Task goal: Count how many lines of the material below have the word "William" and give only the number.

Stored records:

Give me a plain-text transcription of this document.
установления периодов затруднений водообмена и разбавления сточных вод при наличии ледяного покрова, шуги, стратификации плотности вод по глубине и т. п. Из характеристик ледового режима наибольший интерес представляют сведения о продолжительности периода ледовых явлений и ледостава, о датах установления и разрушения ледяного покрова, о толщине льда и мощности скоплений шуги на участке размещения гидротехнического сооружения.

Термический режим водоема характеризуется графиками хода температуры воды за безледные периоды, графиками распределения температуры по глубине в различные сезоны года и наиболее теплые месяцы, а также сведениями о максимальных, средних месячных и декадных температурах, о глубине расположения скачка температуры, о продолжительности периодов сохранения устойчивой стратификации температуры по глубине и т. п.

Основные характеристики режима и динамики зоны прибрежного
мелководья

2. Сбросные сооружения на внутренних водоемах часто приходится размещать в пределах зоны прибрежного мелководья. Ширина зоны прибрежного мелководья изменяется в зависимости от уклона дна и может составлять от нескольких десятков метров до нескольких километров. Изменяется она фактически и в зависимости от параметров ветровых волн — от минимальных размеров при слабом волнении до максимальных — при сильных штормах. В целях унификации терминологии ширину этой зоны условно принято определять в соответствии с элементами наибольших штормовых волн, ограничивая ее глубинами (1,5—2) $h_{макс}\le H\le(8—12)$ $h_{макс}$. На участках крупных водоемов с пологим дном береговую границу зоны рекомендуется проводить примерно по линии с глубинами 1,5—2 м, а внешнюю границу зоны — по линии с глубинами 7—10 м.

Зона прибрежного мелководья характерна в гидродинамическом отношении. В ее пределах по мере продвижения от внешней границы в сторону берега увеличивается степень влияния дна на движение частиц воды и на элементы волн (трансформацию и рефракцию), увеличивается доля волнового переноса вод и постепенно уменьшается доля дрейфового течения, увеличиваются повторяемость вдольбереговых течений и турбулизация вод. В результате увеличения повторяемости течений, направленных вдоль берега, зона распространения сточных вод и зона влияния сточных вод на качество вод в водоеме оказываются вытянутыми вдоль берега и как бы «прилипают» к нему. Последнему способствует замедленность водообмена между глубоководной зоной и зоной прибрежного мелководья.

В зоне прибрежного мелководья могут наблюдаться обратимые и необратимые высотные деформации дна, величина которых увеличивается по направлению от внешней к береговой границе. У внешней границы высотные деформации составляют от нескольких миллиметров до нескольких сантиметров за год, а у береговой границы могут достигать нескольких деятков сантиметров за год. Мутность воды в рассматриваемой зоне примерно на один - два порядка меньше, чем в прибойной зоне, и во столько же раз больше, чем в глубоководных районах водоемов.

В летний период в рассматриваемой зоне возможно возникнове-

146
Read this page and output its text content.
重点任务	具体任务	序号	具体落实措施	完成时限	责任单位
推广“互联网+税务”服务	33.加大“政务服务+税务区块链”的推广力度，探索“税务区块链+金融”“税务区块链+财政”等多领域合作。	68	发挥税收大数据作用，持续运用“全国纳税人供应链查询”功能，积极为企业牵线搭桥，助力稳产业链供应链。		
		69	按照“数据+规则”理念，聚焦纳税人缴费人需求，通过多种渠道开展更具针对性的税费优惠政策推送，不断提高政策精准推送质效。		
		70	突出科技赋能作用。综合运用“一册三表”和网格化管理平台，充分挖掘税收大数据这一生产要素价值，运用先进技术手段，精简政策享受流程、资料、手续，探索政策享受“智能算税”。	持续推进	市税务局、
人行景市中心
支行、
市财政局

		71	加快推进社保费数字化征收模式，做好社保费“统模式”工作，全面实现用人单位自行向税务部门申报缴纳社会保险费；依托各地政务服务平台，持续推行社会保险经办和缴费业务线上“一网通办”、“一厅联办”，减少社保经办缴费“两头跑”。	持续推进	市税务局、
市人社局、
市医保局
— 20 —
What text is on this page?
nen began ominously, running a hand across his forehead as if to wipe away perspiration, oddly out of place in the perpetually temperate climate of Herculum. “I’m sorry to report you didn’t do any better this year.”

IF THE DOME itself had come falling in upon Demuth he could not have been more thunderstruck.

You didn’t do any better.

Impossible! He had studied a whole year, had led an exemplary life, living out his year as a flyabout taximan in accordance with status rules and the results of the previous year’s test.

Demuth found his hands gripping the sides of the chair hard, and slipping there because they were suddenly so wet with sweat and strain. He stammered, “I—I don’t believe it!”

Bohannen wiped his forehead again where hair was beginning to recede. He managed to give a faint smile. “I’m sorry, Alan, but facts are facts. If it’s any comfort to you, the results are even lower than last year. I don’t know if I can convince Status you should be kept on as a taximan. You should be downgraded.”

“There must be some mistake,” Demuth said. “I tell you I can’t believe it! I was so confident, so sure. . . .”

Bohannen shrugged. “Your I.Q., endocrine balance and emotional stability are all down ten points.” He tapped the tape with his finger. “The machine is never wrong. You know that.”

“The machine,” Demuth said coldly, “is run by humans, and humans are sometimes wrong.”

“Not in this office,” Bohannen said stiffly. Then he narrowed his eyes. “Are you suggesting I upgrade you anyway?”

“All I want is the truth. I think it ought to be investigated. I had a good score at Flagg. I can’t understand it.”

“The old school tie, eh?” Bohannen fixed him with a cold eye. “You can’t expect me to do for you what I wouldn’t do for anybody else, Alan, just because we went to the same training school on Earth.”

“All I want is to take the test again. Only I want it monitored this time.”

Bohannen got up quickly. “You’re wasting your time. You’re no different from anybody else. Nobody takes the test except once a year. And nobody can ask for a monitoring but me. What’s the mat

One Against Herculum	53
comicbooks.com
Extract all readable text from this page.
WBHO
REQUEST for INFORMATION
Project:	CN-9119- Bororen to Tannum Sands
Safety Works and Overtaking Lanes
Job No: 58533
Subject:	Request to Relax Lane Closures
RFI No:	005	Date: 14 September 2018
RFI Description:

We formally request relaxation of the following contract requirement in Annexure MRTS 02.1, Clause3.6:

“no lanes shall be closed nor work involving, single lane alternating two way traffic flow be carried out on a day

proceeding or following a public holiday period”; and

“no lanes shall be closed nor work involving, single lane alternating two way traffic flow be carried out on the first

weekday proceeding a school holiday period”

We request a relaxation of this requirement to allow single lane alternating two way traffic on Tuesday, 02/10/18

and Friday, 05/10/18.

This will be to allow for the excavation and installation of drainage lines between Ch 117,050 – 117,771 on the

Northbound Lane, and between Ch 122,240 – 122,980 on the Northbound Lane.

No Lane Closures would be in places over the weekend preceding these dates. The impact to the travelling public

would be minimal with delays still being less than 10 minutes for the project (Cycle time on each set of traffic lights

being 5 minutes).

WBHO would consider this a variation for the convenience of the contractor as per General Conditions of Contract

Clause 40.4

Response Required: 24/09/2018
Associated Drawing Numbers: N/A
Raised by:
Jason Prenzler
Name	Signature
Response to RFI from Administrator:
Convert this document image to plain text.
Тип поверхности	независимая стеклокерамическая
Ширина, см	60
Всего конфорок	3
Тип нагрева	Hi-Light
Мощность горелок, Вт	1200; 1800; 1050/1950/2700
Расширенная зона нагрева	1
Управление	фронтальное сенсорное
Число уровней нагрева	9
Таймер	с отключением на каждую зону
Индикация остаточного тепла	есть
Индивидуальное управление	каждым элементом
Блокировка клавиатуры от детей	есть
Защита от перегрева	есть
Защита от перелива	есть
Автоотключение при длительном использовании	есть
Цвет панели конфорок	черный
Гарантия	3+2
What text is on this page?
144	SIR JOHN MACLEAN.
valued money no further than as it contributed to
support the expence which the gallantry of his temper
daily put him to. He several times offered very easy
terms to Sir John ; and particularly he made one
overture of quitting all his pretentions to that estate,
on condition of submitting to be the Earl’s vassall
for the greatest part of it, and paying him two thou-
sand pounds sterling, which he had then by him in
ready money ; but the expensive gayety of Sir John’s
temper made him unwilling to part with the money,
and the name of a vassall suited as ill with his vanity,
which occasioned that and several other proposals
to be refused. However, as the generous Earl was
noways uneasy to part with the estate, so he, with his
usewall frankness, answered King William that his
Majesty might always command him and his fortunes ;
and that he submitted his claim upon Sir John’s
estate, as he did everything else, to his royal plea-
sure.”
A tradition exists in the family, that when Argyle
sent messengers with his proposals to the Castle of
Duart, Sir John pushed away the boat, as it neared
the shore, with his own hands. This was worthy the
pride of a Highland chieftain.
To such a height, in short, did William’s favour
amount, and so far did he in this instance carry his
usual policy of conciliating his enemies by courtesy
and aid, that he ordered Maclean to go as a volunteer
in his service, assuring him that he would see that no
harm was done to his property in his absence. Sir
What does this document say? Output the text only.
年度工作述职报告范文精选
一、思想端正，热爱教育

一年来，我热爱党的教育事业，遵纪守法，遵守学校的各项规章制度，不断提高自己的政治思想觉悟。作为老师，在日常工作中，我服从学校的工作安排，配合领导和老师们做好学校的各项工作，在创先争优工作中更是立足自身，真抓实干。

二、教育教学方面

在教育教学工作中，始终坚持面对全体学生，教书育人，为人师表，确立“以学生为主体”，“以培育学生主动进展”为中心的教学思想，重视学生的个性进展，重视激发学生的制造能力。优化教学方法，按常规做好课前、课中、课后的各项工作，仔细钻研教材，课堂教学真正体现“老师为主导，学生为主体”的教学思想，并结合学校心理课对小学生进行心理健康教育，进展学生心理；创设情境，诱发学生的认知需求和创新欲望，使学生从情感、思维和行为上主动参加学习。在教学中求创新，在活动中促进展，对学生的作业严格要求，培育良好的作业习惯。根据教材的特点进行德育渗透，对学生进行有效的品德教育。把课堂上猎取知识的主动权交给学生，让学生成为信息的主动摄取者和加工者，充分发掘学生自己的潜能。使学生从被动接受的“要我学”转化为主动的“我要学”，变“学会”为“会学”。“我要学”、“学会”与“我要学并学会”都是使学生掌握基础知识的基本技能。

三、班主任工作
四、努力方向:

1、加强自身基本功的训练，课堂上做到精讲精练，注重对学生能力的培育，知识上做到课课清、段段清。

Reply: 2